**設定課題:**
1/ 失業保険に関する文章のうち、「失業後、ハローワークで求職の申し込みを行い」で始まる段落を、主要な事実を保ったまま箇条書きに改めてください。
2/ 失業保険に関する文章を、最後の文の後から続けて書いてください。

**提示文:**

* * * *

退職や転職を考えているとき、頭によぎるのは「経済的な不安」という人も多いのではないでしょうか。
不安を抱えたまま行動しても焦りだけが先行してしまい、求職活動に支障をきたしてしまうかもしれません。

退職を決めたけど、これからが不安だな~

失業保険ってもらっていない人もいるけど、
いくらもらえるの?
このような人こそ、失業保険について理解を深めることをおすすめします。
本記事では、失業保険はいくらもらえるのか、金額の計算方法や受給条件について解説します。
具体的には、
- 失業保険をもらえる条件
- 失業保険がいくらもらえるのか
- 失業保険がいつからもらえるのか
- アルバイトはできる?
ぜひ最後まで読んで、今後の求職活動に役立ててください。
失業保険をもらえる条件は?

まずは失業保険をもらえる条件から解説していきます。
次の条件を理解しておきましょう。
- 求職実績を作ってハローワークへ行っている
- 雇用保険に過去2年間で合計12ヶ月以上加入している
求職実績を作ってハローワークへ行っている
失業後、ハローワークで求職の申し込みを行い、就業意欲と能力があることが必要条件です。
ハローワークやその他の媒体の求人へ応募や面接を行っているにもかかわらず、就職先が見つからない「失業状態」にある人が対象となります。
そのため、けがや病気、妊娠や出産によりすぐに働けない人は、ハローワークでの失業状態には該当せず、対象外であることを認識しておかなければなりません。
また、定年退職後に一時的な休養を考えている人や、退職後に家事に専念する予定の人も失業状態には含まれません。
雇用保険に過去2年間で合計12ヶ月以上加入している
雇用保険の対象期間は、過去2年間で合計12ヶ月以上の被保険者であることが求められます。
ただし、会社都合により退職が避けられない場合は、さきほどより短く離職前1年間で合計6ヶ月以上の期間が必要です。
さらに、自身のけがや病気、家族の介護が必要となるなど正当な理由で退職した場合も、同様の軽減措置が適用されることも認識しておきましょう。

失業保険の給付総額の計算方法
失業保険の受給額は、条件によって大きく異なります。
ここでは、賃金日額や給付日数など、給付総額の計算に必要な4つのステップについてわかりやすく解説します。
賃金日額を計算
賃金日額は、失業保険の受給額を決定する基本となる数値です。
基本日額は、退職前6カ月間の総支給額(手取りや賞与は含まない)を180日で割って算出します。
たとえば、月収が22万円だった場合、賃金日額は約7,333円となります(22万円×6カ月÷180日)。
この金額は在職時の手取りではなく、交通費などを含む総支給額が対象です。
なお、賃金日額には年齢に応じた上限・下限が定められているため、事前に確認しておきましょう。
基本手当日額を計算(年齢別)
基本手当日額は、失業保険でもらえる1日あたりの金額を示すものです。
計算方法は「賃金日額×給付率」で、給付率は50~80%の間で決まり、年齢や賃金の金額によって変わります。
たとえば、40歳で賃金日額が5,000円の場合、給付率が70%なら基本手当日額は3,500円です。
なお、基本手当日額には年齢ごとの上限・下限が設けられているため、事前に確認しておくと安心です。

* * * *

**記録データ:**
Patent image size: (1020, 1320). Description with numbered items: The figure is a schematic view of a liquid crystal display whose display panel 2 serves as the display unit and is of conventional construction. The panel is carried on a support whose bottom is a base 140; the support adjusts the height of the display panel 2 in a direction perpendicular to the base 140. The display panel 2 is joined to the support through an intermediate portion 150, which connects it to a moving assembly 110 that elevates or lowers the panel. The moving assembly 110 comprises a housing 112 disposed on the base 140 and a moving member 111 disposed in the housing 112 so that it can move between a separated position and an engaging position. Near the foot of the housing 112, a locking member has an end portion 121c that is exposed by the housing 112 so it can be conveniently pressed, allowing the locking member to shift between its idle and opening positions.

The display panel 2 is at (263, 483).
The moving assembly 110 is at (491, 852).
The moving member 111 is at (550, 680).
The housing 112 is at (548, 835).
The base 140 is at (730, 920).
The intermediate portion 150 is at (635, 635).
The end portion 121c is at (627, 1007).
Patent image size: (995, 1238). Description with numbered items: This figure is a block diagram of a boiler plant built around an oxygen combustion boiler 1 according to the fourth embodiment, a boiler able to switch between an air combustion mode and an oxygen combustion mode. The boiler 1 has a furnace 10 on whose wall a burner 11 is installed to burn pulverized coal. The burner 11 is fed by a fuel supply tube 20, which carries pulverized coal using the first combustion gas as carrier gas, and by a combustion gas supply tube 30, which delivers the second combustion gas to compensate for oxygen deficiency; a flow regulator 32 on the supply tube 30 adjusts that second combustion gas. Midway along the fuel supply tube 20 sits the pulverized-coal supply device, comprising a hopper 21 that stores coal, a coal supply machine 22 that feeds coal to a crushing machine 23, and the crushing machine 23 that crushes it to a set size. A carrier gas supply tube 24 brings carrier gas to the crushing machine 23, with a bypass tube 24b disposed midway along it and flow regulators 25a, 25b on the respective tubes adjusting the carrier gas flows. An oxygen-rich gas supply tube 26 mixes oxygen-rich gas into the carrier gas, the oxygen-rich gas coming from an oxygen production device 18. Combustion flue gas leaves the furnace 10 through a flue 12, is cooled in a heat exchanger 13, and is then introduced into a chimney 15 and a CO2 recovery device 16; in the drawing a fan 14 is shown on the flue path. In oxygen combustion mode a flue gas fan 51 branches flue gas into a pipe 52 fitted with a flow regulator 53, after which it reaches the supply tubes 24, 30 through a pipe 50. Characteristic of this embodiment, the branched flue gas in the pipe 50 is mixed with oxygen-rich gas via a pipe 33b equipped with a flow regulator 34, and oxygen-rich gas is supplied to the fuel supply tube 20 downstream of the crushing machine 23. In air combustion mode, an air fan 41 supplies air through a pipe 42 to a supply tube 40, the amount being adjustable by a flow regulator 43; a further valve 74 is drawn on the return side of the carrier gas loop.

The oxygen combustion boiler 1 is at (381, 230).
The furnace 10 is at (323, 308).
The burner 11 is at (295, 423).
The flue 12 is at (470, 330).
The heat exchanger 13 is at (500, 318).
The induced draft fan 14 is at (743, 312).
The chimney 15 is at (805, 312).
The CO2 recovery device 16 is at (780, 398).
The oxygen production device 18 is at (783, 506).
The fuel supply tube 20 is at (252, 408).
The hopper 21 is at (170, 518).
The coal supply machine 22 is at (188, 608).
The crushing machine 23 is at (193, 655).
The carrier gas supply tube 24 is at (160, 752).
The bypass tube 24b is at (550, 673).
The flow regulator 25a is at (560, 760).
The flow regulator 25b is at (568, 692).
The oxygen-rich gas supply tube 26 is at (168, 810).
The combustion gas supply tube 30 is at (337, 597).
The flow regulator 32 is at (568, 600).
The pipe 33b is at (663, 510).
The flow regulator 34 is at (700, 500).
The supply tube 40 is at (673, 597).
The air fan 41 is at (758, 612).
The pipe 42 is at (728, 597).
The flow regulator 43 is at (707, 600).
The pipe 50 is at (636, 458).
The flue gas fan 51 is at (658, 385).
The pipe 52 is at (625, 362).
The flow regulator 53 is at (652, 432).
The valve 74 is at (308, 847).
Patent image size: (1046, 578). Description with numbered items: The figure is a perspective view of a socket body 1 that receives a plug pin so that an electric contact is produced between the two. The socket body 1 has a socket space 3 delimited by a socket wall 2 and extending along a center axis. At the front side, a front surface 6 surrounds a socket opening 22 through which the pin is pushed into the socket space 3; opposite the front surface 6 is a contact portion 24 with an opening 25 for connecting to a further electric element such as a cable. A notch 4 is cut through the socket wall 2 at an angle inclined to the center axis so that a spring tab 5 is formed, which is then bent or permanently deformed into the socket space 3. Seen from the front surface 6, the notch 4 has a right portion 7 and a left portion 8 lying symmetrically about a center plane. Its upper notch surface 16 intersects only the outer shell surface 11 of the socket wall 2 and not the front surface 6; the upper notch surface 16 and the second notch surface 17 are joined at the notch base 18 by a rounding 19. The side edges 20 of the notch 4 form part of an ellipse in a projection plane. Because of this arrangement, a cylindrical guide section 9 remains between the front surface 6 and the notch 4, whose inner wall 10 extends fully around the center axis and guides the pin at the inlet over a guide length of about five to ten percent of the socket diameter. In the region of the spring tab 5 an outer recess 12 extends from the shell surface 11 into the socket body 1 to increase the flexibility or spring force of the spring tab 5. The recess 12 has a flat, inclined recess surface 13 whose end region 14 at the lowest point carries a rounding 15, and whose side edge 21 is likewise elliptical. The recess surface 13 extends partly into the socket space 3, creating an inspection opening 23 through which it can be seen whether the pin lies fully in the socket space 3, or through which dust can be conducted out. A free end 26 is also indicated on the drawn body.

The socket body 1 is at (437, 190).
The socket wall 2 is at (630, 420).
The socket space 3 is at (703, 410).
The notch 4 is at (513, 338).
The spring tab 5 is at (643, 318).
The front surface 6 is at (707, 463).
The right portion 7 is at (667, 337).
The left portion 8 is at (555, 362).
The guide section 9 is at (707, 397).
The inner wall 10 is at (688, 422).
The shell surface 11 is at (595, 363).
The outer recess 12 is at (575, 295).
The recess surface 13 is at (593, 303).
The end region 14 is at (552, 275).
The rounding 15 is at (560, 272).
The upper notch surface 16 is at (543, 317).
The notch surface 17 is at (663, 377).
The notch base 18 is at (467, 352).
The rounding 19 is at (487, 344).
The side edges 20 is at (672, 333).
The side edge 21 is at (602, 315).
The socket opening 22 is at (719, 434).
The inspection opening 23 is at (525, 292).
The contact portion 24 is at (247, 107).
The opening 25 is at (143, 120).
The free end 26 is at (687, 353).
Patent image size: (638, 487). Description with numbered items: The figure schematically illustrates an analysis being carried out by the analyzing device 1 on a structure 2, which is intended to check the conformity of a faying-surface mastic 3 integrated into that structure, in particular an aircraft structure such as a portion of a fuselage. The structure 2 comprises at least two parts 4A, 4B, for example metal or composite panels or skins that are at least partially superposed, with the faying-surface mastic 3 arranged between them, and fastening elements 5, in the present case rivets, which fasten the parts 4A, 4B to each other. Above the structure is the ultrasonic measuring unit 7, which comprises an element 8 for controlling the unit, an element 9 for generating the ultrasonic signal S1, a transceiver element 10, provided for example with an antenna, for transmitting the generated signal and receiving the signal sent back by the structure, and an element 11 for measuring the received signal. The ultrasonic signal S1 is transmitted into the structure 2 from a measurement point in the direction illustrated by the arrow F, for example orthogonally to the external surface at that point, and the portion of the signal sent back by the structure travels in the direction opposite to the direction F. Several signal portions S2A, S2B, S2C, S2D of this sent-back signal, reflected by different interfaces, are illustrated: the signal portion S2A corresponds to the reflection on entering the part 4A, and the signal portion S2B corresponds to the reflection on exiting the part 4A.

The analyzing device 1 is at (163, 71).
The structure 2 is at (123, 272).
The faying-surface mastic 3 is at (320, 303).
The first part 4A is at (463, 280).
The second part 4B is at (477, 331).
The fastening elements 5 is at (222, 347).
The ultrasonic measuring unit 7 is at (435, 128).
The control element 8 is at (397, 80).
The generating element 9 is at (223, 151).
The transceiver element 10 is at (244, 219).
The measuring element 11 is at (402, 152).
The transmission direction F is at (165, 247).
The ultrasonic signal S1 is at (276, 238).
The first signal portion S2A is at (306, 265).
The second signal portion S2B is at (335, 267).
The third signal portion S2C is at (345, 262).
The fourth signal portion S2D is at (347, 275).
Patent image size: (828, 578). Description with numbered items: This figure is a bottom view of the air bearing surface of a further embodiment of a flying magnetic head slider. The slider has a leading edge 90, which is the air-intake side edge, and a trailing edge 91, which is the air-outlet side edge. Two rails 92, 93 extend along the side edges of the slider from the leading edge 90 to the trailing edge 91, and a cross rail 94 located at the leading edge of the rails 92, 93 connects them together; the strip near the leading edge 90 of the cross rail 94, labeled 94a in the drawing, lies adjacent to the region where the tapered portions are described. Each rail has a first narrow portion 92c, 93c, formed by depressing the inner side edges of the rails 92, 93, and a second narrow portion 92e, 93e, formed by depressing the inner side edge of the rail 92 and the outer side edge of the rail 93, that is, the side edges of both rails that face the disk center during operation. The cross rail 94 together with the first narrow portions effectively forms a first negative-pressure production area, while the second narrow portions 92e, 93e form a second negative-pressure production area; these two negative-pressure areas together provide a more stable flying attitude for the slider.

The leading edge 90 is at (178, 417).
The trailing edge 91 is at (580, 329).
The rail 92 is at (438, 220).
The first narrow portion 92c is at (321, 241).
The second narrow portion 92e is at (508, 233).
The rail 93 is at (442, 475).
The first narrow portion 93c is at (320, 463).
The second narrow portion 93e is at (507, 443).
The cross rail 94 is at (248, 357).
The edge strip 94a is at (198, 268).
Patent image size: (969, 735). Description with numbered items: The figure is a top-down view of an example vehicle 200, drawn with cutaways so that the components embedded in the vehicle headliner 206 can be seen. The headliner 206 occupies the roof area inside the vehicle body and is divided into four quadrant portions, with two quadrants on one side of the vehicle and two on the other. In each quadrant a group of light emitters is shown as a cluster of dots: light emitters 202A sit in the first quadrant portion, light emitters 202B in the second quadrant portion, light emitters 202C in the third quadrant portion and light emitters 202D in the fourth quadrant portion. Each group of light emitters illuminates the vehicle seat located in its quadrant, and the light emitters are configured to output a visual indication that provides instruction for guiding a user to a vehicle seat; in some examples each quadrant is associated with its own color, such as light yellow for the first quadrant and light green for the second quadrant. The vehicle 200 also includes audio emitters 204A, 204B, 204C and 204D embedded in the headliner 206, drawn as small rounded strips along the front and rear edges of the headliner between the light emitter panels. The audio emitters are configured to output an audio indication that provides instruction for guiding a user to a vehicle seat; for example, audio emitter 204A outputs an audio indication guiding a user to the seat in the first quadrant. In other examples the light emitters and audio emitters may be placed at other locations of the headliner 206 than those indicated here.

* * * *

**課題別回答:**
1/
- 失業後にハローワークで求職の申し込みを行い、就業意欲と能力を有していることが必要条件である。
- 対象となるのは、ハローワークやその他の媒体の求人へ応募や面接を行っても就職先が見つからない「失業状態」にある人である。
- けがや病気、妊娠や出産によりすぐに働けない人は失業状態に該当せず、対象外となる。
- 定年退職後に一時的な休養を考えている人や、退職後に家事に専念する予定の人も、失業状態には含まれない。

2/
支給総額の計算にも関わるため、正確に把握しておきましょう。
給付日数の決定
失業保険の給付日数は、どれだけ受け取れるかに大きく関わるポイントです。
日数は、退職の理由と雇用保険の加入期間によって決まります。
とくに「会社都合」か「自己都合」かで差が出るため、自分の状況をしっかり確認しておくことが大切です。
以下に、年齢や加入年数ごとの目安をまとめました。
会社都合で退職した場合の給付日数
| 年齢 | 1年未満 | 1年以上5年未満 | 5年以上10年未満 | 10年以上20年未満 | 20年以上 |
| 30歳未満 | 90日 | 90日 | 120日 | 180日 | ― |
| 30~34歳 | 90日 | 120日 | 180日 | 210日 | 240日 |
| 35~44歳 | 90日 | 150日 | 180日 | 240日 | 270日 |
| 45~59歳 | 90日 | 180日 | 240日 | 270日 | 330日 |
| 60~64歳 | 90日 | 150日 | 180日 | 210日 | 240日 |
たとえば、35歳で8年勤務していた方が会社都合で退職した場合、240日分の支給を受けられます。
続いて、自己都合退職した場合の給付日数について解説します。
自己都合で退職した場合の給付日数
| 雇用保険の加入期間 | 支給される日数 |
| 1年未満 | 90日 |
| 1年以上5年未満 | 90日 |
| 5年以上10年未満 | 120日 |
| 10年以上 | 150日 |
たとえば、同じく8年働いて自己都合で退職した場合、支給されるのは120日分となります。
このように、条件によって受け取れる日数は大きく変わります。
少し手間でも、自分の年齢や加入年数に当てはめて確認しておくと、今後の生活設計にきっと役立つはずです。
受給総額の計算
受給総額は、「基本手当日額×所定給付日数」で算出できます。
たとえば、基本手当日額が6,000円で給付日数が120日であれば、総額は72万円です。
このように、手当日額と日数の組み合わせによって支給される金額は変わります。
基本手当日額は過去6カ月の給与水準をもとに計算され、給付日数は年齢や雇用保険の加入期間、退職理由によって決まります。
正確な金額を把握するには、自分の条件をあてはめて確認することが重要です。
失業保険給付額に離職理由が関わる理由
失業保険の給付額や支給開始時期は、退職の理由によって異なります。
ここでは、「会社都合」や「自己都合」などの離職理由が、どのように給付内容に影響するのかを具体的に紹介します。
制度を正しく理解し、自分の状況に合った受給条件を把握しましょう。
転職など求職者側の都合・懲戒解雇など
失業保険の給付額や給付開始のタイミングは、退職の理由によって大きく変わります。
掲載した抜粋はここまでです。